● What you have to do:
Rewrite the rows starting at the one containing "Patent image size: (841, 586)." and ending at the one containing "The small air hole 42 is at (623, 202).", replacing "granulation chamber" with "granulating chamber" and leaving everything else unchanged.

● Data for this task:

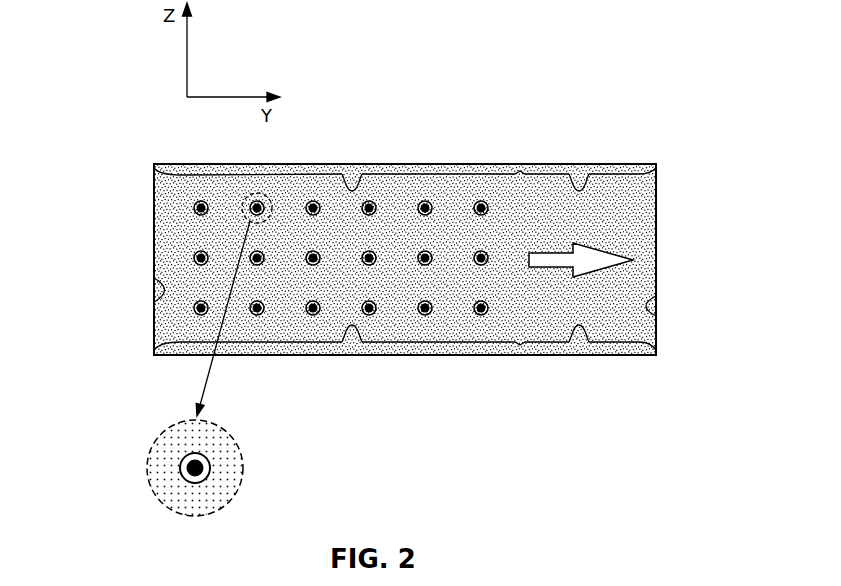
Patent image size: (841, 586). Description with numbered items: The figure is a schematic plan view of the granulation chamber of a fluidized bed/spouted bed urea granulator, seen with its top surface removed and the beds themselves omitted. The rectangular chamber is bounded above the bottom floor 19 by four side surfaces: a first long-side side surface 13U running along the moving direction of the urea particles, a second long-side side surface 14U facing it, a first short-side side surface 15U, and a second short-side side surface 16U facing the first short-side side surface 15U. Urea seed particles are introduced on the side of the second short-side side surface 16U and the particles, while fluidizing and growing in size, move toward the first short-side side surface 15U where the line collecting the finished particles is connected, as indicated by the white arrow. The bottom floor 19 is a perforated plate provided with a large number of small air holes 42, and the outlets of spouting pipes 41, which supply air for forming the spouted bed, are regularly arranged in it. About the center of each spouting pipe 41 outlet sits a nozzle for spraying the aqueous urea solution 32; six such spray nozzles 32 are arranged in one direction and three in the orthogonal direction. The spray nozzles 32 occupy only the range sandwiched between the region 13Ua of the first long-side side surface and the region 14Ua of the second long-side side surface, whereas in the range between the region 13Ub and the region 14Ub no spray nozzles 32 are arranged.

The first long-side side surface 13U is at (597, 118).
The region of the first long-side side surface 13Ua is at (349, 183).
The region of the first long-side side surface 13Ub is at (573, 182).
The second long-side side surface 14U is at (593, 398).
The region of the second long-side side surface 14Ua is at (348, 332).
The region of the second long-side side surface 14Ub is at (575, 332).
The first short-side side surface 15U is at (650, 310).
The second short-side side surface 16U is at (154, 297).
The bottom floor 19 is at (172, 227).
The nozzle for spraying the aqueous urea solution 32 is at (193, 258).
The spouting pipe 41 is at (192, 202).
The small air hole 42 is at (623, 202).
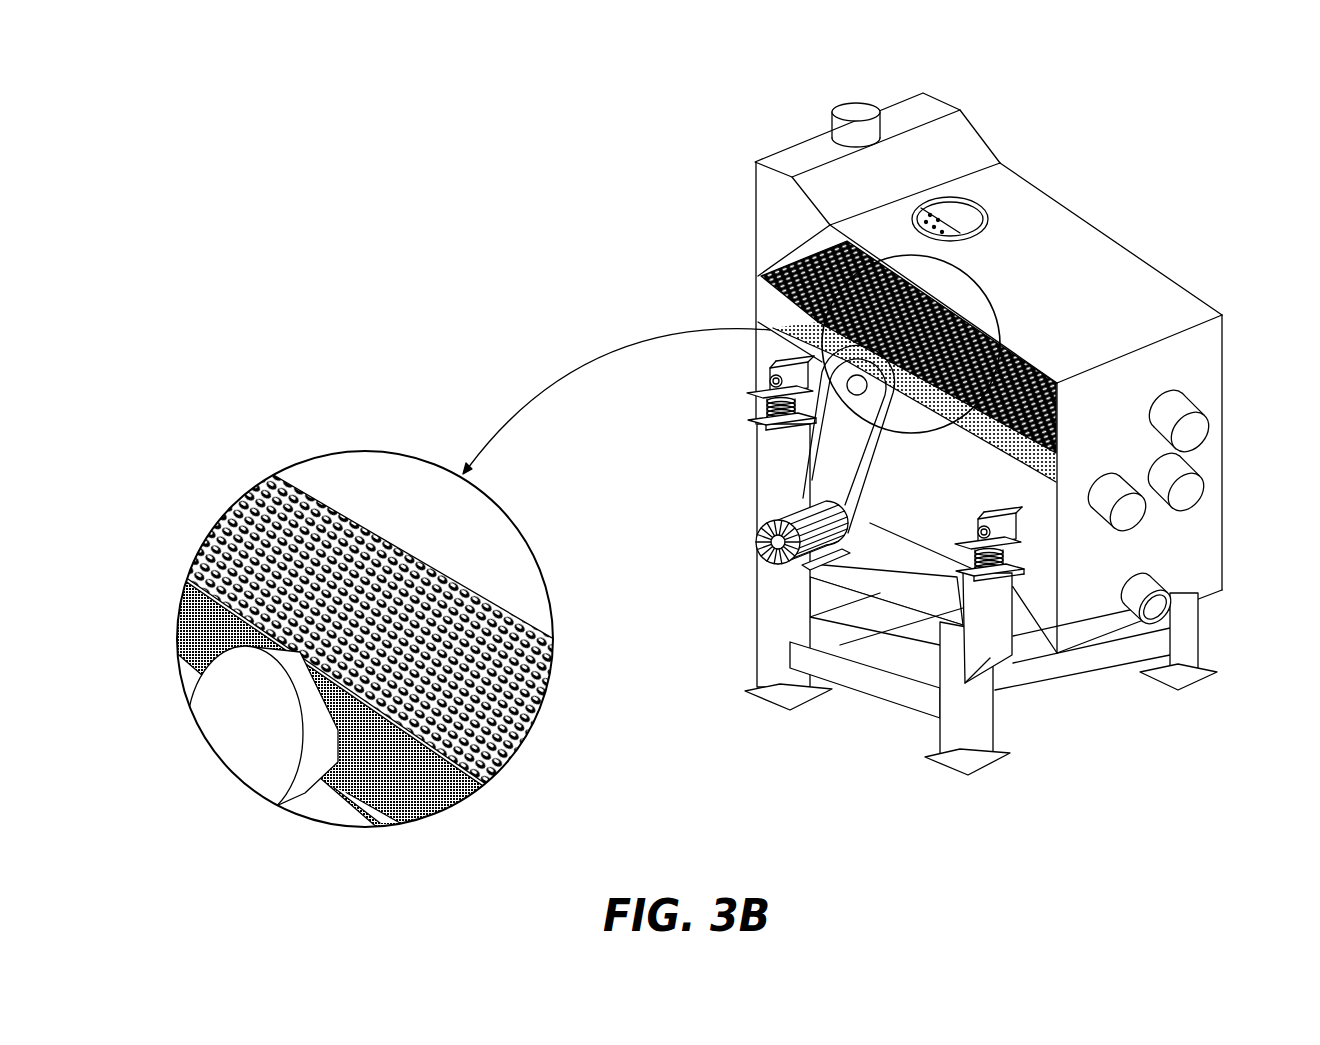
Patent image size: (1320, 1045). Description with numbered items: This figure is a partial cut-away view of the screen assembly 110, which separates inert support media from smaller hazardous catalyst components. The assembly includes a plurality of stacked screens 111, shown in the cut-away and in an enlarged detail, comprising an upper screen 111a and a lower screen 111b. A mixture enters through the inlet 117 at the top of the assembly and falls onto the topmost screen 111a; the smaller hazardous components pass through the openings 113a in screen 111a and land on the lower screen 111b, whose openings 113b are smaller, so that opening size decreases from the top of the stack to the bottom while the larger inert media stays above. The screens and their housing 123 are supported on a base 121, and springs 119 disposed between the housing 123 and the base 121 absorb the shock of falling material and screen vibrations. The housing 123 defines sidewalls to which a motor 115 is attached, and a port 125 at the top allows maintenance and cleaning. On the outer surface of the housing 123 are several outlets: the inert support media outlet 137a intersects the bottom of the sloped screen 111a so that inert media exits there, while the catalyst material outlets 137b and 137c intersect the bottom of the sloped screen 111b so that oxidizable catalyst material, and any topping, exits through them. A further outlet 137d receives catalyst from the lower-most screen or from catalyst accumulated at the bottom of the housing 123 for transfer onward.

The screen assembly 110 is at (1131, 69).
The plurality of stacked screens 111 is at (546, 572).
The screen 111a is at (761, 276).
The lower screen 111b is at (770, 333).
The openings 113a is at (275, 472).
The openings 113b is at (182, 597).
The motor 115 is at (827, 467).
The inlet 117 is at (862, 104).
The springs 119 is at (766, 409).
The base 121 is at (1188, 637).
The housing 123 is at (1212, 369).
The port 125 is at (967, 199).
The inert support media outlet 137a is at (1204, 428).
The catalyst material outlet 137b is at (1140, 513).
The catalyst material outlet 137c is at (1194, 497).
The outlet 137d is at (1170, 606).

==

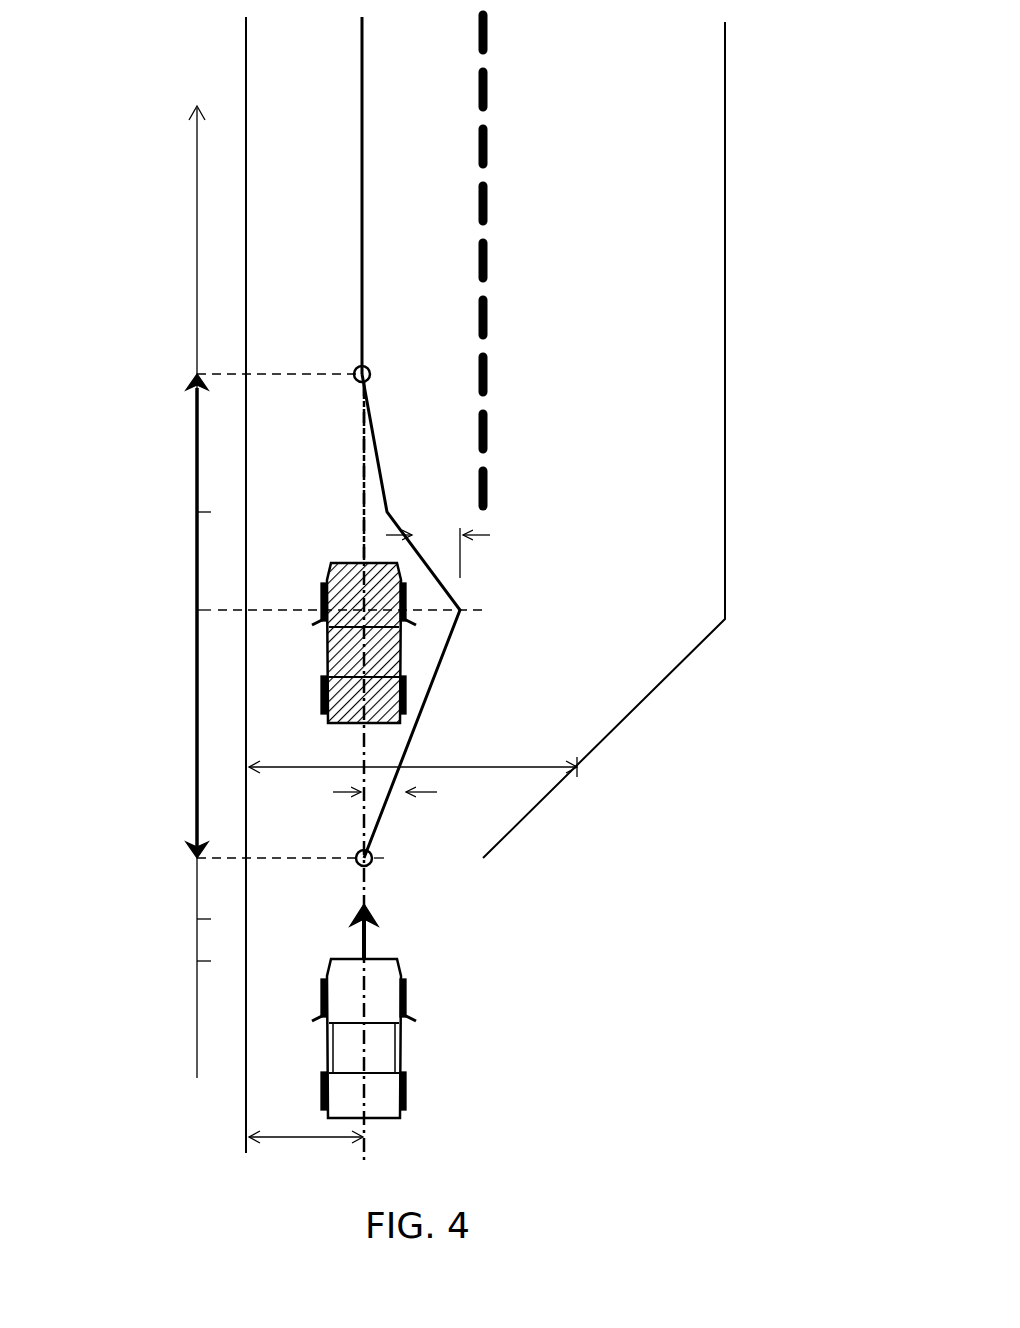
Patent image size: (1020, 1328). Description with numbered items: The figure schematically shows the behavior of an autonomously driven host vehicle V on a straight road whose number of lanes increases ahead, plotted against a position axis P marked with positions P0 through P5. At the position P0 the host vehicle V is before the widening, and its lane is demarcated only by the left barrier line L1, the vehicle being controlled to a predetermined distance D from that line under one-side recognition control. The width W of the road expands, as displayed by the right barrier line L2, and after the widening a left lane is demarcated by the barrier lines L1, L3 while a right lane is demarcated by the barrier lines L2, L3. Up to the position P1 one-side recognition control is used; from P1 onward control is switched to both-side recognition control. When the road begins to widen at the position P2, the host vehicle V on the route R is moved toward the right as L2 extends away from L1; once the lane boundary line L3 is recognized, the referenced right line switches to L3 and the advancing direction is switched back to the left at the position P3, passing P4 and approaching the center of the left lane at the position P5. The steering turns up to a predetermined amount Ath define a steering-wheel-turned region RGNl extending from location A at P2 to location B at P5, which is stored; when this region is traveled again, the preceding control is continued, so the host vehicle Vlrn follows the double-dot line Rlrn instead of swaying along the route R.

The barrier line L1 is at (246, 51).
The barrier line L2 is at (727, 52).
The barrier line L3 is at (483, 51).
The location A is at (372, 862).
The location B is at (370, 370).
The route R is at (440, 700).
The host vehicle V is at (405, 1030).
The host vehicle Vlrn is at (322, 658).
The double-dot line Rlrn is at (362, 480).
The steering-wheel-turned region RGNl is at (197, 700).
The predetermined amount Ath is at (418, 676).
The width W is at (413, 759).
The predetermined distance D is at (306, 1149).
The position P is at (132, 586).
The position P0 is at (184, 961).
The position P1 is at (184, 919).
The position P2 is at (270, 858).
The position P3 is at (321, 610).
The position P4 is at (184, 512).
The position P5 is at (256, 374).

==

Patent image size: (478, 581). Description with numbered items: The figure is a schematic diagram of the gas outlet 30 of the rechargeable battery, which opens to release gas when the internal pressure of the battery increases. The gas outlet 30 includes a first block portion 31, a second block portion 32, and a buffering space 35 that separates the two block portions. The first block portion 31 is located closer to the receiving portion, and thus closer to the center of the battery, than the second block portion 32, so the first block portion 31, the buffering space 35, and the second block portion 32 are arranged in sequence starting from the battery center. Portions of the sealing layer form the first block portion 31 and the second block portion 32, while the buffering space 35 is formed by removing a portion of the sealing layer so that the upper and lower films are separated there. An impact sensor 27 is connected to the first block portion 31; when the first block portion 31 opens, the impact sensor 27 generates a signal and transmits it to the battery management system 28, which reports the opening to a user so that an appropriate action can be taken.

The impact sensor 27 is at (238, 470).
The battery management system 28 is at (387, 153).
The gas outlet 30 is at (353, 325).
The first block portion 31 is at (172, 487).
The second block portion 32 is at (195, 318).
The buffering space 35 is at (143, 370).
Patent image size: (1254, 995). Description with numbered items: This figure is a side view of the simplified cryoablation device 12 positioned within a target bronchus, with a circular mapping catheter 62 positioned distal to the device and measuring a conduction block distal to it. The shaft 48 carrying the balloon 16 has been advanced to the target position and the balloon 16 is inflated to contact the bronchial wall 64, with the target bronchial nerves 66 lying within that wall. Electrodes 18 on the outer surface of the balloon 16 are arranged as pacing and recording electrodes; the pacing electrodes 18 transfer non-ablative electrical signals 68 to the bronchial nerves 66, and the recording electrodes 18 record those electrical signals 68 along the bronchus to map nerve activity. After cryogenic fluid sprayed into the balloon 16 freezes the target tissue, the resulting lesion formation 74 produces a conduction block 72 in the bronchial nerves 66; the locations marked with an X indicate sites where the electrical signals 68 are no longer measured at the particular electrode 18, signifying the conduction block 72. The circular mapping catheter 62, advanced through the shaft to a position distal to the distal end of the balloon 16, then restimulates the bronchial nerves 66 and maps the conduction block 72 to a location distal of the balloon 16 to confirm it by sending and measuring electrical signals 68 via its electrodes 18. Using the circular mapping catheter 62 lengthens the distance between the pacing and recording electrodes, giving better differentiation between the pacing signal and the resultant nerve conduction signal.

● Reply:
Patent image size: (841, 586). Description with numbered items: The figure is a schematic plan view of the granulating chamber of a fluidized bed/spouted bed urea granulator, seen with its top surface removed and the beds themselves omitted. The rectangular chamber is bounded above the bottom floor 19 by four side surfaces: a first long-side side surface 13U running along the moving direction of the urea particles, a second long-side side surface 14U facing it, a first short-side side surface 15U, and a second short-side side surface 16U facing the first short-side side surface 15U. Urea seed particles are introduced on the side of the second short-side side surface 16U and the particles, while fluidizing and growing in size, move toward the first short-side side surface 15U where the line collecting the finished particles is connected, as indicated by the white arrow. The bottom floor 19 is a perforated plate provided with a large number of small air holes 42, and the outlets of spouting pipes 41, which supply air for forming the spouted bed, are regularly arranged in it. About the center of each spouting pipe 41 outlet sits a nozzle for spraying the aqueous urea solution 32; six such spray nozzles 32 are arranged in one direction and three in the orthogonal direction. The spray nozzles 32 occupy only the range sandwiched between the region 13Ua of the first long-side side surface and the region 14Ua of the second long-side side surface, whereas in the range between the region 13Ub and the region 14Ub no spray nozzles 32 are arranged.

The first long-side side surface 13U is at (597, 118).
The region of the first long-side side surface 13Ua is at (349, 183).
The region of the first long-side side surface 13Ub is at (573, 182).
The second long-side side surface 14U is at (593, 398).
The region of the second long-side side surface 14Ua is at (348, 332).
The region of the second long-side side surface 14Ub is at (575, 332).
The first short-side side surface 15U is at (650, 310).
The second short-side side surface 16U is at (154, 297).
The bottom floor 19 is at (172, 227).
The nozzle for spraying the aqueous urea solution 32 is at (193, 258).
The spouting pipe 41 is at (192, 202).
The small air hole 42 is at (623, 202).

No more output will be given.